Exercise => Output all the data exactly. Pictures do not belong in the copy.

Dataset records =>

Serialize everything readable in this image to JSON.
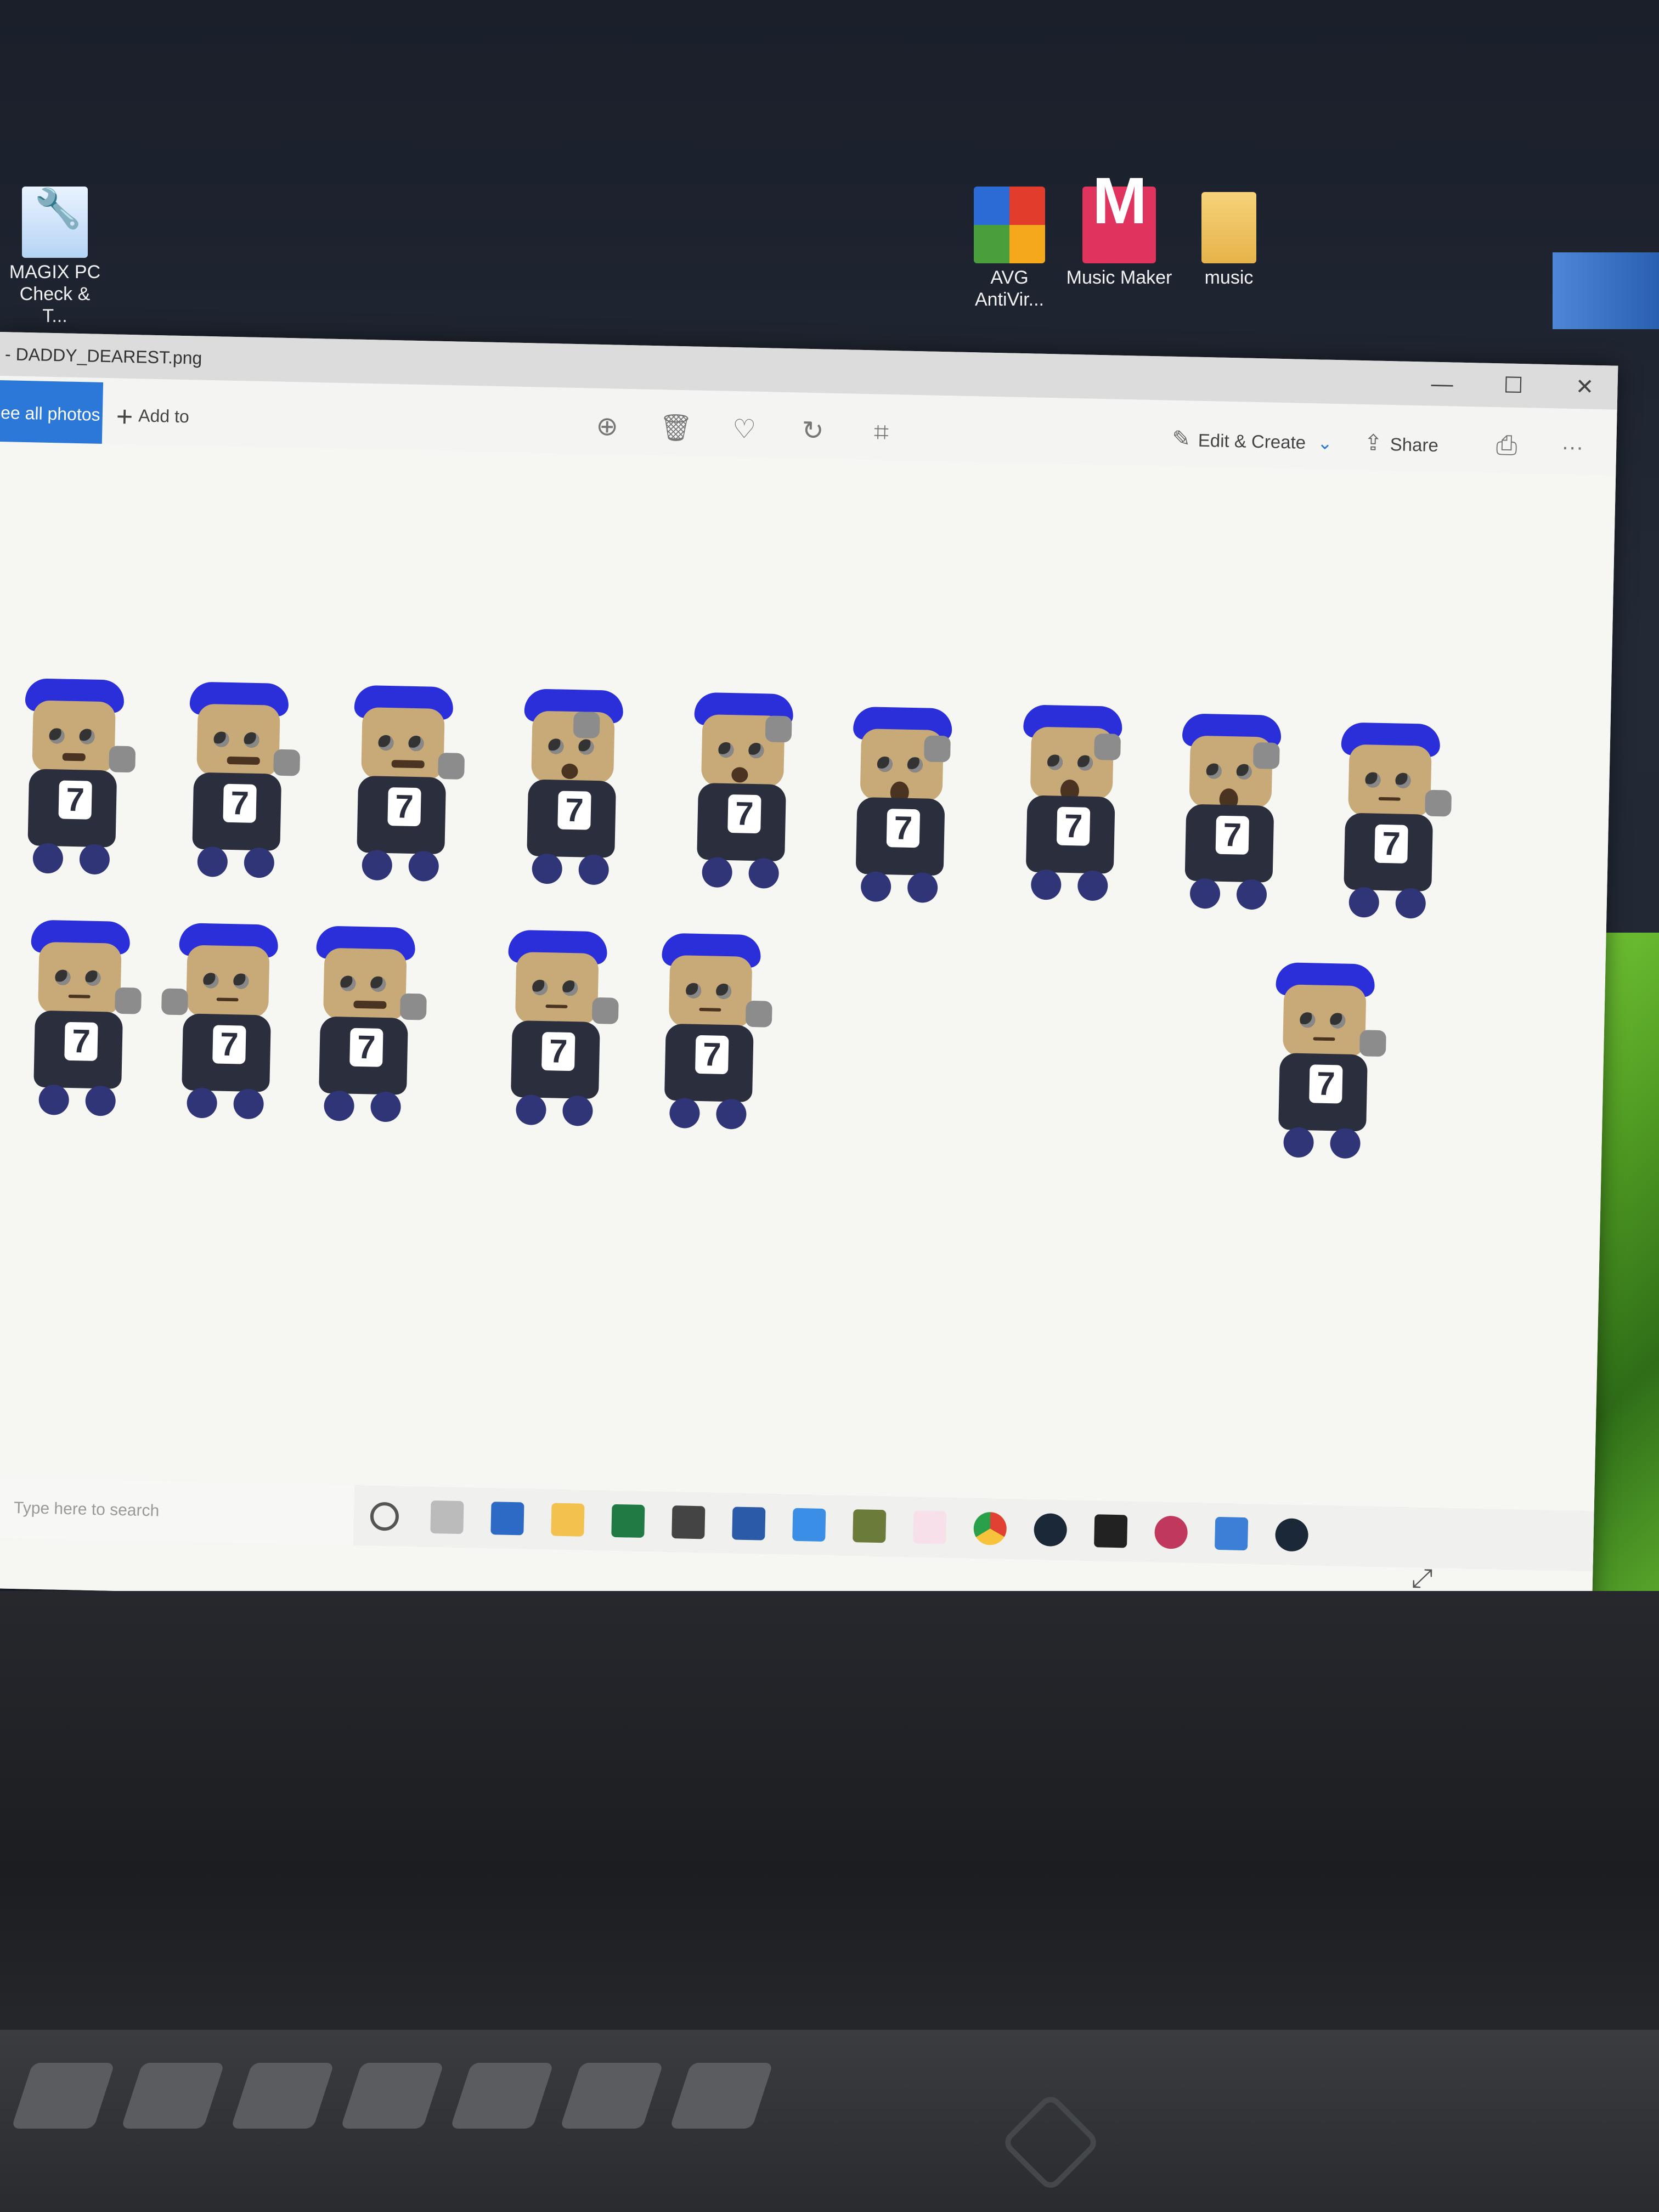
{
  "desktop": {
    "icons": [
      {
        "label": "MAGIX PC Check & T...",
        "icon": "wrench-icon"
      },
      {
        "label": "AVG AntiVir...",
        "icon": "avg-icon"
      },
      {
        "label": "Music Maker",
        "icon": "music-maker-icon",
        "glyph": "M"
      },
      {
        "label": "music",
        "icon": "folder-icon"
      }
    ]
  },
  "window": {
    "title": "- DADDY_DEAREST.png",
    "controls": {
      "minimize": "—",
      "maximize": "☐",
      "close": "✕"
    },
    "toolbar": {
      "see_all": "ee all photos",
      "add_to": "Add to",
      "edit_create": "Edit & Create",
      "share": "Share",
      "more": "···"
    },
    "sprite_number": "7"
  },
  "taskbar": {
    "search_placeholder": "Type here to search"
  }
}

The response =>
Serialize everything readable in this image to JSON.
{
  "desktop": {
    "icons": [
      {
        "label": "MAGIX PC Check & T...",
        "icon": "wrench-icon"
      },
      {
        "label": "AVG AntiVir...",
        "icon": "avg-icon"
      },
      {
        "label": "Music Maker",
        "icon": "music-maker-icon",
        "glyph": "M"
      },
      {
        "label": "music",
        "icon": "folder-icon"
      }
    ]
  },
  "window": {
    "title": "- DADDY_DEAREST.png",
    "controls": {
      "minimize": "—",
      "maximize": "☐",
      "close": "✕"
    },
    "toolbar": {
      "see_all": "ee all photos",
      "add_to": "Add to",
      "edit_create": "Edit & Create",
      "share": "Share",
      "more": "···"
    },
    "sprite_number": "7"
  },
  "taskbar": {
    "search_placeholder": "Type here to search"
  }
}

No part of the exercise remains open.